▸ Your objective: Below is a block of records; reproduce all of them exactly and leave out any pictures.

▸ Raw records:
[start]

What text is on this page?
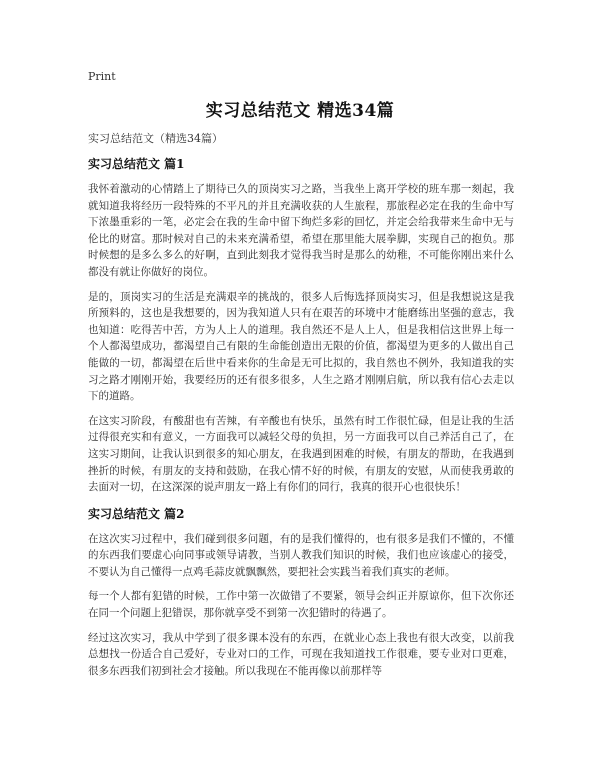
Print
实习总结范文 精选34篇
实习总结范文（精选34篇）
实习总结范文 篇1

我怀着激动的心情踏上了期待已久的顶岗实习之路，当我坐上离开学校的班车那一刻起，我就知道我将经历一段特殊的不平凡的并且充满收获的人生旅程，那旅程必定在我的生命中写下浓墨重彩的一笔，必定会在我的生命中留下绚烂多彩的回忆，并定会给我带来生命中无与伦比的财富。那时候对自己的未来充满希望，希望在那里能大展拳脚，实现自己的抱负。那时候想的是多么多么的好啊，直到此刻我才觉得我当时是那么的幼稚，不可能你刚出来什么都没有就让你做好的岗位。

是的，顶岗实习的生活是充满艰辛的挑战的，很多人后悔选择顶岗实习，但是我想说这是我所预料的，这也是我想要的，因为我知道人只有在艰苦的环境中才能磨练出坚强的意志，我也知道：吃得苦中苦，方为人上人的道理。我自然还不是人上人，但是我相信这世界上每一个人都渴望成功，都渴望自己有限的生命能创造出无限的价值，都渴望为更多的人做出自己能做的一切，都渴望在后世中看来你的生命是无可比拟的，我自然也不例外，我知道我的实习之路才刚刚开始，我要经历的还有很多很多，人生之路才刚刚启航，所以我有信心去走以下的道路。

在这实习阶段，有酸甜也有苦辣，有辛酸也有快乐，虽然有时工作很忙碌，但是让我的生活过得很充实和有意义，一方面我可以减轻父母的负担，另一方面我可以自己养活自己了，在这实习期间，让我认识到很多的知心朋友，在我遇到困难的时候，有朋友的帮助，在我遇到挫折的时候，有朋友的支持和鼓励，在我心情不好的时候，有朋友的安慰，从而使我勇敢的去面对一切，在这深深的说声朋友一路上有你们的同行，我真的很开心也很快乐！

实习总结范文 篇2

在这次实习过程中，我们碰到很多问题，有的是我们懂得的，也有很多是我们不懂的，不懂的东西我们要虚心向同事或领导请教，当别人教我们知识的时候，我们也应该虚心的接受，不要认为自己懂得一点鸡毛蒜皮就飘飘然，要把社会实践当着我们真实的老师。

每一个人都有犯错的时候，工作中第一次做错了不要紧，领导会纠正并原谅你，但下次你还在同一个问题上犯错误，那你就享受不到第一次犯错时的待遇了。

经过这次实习，我从中学到了很多课本没有的东西，在就业心态上我也有很大改变，以前我总想找一份适合自己爱好，专业对口的工作，可现在我知道找工作很难，要专业对口更难，很多东西我们初到社会才接触。所以我现在不能再像以前那样等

[end]

▸ Exercise result:
What text is on this page?
Print
实习总结范文 精选34篇
实习总结范文（精选34篇）
实习总结范文 篇1

我怀着激动的心情踏上了期待已久的顶岗实习之路，当我坐上离开学校的班车那一刻起，我就知道我将经历一段特殊的不平凡的并且充满收获的人生旅程，那旅程必定在我的生命中写下浓墨重彩的一笔，必定会在我的生命中留下绚烂多彩的回忆，并定会给我带来生命中无与伦比的财富。那时候对自己的未来充满希望，希望在那里能大展拳脚，实现自己的抱负。那时候想的是多么多么的好啊，直到此刻我才觉得我当时是那么的幼稚，不可能你刚出来什么都没有就让你做好的岗位。

是的，顶岗实习的生活是充满艰辛的挑战的，很多人后悔选择顶岗实习，但是我想说这是我所预料的，这也是我想要的，因为我知道人只有在艰苦的环境中才能磨练出坚强的意志，我也知道：吃得苦中苦，方为人上人的道理。我自然还不是人上人，但是我相信这世界上每一个人都渴望成功，都渴望自己有限的生命能创造出无限的价值，都渴望为更多的人做出自己能做的一切，都渴望在后世中看来你的生命是无可比拟的，我自然也不例外，我知道我的实习之路才刚刚开始，我要经历的还有很多很多，人生之路才刚刚启航，所以我有信心去走以下的道路。

在这实习阶段，有酸甜也有苦辣，有辛酸也有快乐，虽然有时工作很忙碌，但是让我的生活过得很充实和有意义，一方面我可以减轻父母的负担，另一方面我可以自己养活自己了，在这实习期间，让我认识到很多的知心朋友，在我遇到困难的时候，有朋友的帮助，在我遇到挫折的时候，有朋友的支持和鼓励，在我心情不好的时候，有朋友的安慰，从而使我勇敢的去面对一切，在这深深的说声朋友一路上有你们的同行，我真的很开心也很快乐！

实习总结范文 篇2

在这次实习过程中，我们碰到很多问题，有的是我们懂得的，也有很多是我们不懂的，不懂的东西我们要虚心向同事或领导请教，当别人教我们知识的时候，我们也应该虚心的接受，不要认为自己懂得一点鸡毛蒜皮就飘飘然，要把社会实践当着我们真实的老师。

每一个人都有犯错的时候，工作中第一次做错了不要紧，领导会纠正并原谅你，但下次你还在同一个问题上犯错误，那你就享受不到第一次犯错时的待遇了。

经过这次实习，我从中学到了很多课本没有的东西，在就业心态上我也有很大改变，以前我总想找一份适合自己爱好，专业对口的工作，可现在我知道找工作很难，要专业对口更难，很多东西我们初到社会才接触。所以我现在不能再像以前那样等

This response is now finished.